** Start **
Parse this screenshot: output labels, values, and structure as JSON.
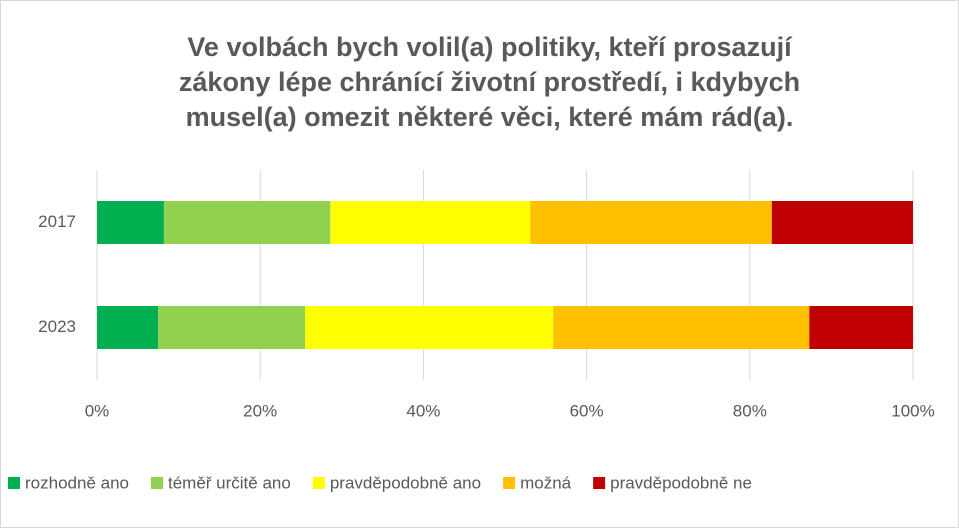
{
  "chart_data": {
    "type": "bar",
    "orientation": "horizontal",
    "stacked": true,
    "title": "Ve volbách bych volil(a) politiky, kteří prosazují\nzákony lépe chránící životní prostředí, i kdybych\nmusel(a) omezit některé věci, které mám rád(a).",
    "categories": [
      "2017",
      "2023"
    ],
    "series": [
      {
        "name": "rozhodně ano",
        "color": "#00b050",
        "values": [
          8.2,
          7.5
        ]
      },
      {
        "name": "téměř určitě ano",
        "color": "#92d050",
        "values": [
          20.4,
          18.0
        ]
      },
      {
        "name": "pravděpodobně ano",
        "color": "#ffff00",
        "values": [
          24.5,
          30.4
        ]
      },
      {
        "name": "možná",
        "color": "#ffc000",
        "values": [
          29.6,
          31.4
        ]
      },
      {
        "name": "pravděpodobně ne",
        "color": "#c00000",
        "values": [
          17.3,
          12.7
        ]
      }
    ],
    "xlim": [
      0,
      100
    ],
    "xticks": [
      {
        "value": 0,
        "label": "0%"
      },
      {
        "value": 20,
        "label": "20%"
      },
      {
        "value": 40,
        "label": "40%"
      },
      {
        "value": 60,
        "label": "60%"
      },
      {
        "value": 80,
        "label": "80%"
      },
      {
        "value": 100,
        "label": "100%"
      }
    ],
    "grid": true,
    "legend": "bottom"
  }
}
** End **
** Start **
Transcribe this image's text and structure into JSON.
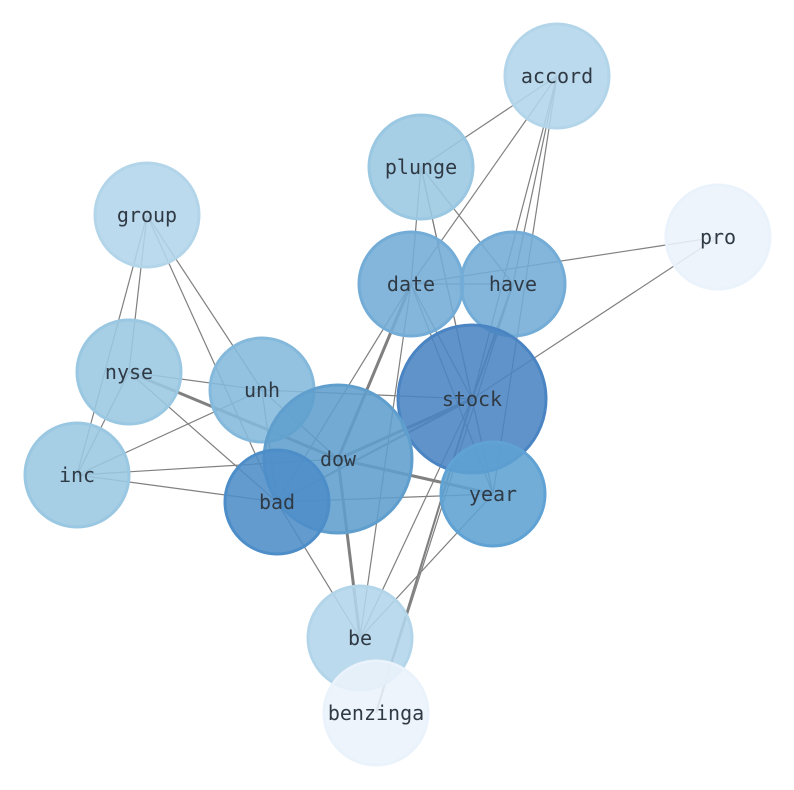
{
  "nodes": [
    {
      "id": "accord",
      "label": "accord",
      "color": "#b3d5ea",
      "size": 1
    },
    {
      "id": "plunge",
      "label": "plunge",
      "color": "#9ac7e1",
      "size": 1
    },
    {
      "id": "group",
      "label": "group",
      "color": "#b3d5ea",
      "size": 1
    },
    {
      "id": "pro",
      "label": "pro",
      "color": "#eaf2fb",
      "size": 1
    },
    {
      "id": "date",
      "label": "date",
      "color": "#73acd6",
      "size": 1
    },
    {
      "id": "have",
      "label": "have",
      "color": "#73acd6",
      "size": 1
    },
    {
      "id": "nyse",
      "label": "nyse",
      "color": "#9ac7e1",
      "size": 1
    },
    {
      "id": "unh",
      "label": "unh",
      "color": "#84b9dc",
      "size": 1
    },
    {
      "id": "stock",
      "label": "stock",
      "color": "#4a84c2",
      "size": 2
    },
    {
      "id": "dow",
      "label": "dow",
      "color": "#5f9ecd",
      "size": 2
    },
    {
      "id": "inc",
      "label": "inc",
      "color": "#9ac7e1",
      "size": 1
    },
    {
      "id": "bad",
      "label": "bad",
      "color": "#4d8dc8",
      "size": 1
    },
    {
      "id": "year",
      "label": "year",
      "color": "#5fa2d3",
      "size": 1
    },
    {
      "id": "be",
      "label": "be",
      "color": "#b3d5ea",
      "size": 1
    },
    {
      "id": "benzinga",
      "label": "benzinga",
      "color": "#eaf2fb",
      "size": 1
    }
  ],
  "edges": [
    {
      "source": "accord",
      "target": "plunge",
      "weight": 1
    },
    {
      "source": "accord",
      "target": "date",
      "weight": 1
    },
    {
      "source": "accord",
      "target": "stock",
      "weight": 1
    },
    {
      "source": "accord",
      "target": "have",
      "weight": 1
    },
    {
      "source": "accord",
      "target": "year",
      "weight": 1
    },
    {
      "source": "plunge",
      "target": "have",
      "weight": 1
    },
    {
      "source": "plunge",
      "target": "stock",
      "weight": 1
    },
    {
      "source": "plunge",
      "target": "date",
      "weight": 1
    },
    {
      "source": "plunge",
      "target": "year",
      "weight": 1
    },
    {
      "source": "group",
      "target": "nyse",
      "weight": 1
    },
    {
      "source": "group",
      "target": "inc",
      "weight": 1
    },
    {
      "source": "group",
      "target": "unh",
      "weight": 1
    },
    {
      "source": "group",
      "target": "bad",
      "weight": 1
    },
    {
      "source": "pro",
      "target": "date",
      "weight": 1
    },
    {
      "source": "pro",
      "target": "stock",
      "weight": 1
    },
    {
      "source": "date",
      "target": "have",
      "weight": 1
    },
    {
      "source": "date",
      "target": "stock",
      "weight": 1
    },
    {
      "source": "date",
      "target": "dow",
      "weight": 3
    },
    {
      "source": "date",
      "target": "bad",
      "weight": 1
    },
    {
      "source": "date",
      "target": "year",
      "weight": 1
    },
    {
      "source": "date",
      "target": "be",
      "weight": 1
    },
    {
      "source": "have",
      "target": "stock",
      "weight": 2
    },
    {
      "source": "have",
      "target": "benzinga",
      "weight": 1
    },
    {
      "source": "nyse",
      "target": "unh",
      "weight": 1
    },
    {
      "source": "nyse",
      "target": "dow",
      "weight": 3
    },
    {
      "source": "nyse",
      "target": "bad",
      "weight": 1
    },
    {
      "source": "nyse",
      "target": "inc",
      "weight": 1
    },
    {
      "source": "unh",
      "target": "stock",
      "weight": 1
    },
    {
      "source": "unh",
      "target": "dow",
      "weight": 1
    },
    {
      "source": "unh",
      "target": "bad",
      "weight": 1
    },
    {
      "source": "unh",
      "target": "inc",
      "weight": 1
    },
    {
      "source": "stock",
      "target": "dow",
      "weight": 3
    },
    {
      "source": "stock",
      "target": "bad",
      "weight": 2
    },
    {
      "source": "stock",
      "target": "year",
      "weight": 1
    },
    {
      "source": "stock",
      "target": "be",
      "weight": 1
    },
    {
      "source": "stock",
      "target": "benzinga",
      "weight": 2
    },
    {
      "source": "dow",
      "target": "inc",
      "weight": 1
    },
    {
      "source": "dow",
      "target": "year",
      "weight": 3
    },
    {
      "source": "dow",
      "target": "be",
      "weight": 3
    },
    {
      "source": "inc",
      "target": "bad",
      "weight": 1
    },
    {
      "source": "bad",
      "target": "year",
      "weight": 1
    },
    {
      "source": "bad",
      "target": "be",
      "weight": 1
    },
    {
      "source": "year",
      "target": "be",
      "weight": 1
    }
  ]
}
** End **
From the data, pick out every line that includes "structure".

▶ _Final result_
Parse this screenshot: output labels, values, and structure as JSON.
Transcribe this image's text and structure into JSON.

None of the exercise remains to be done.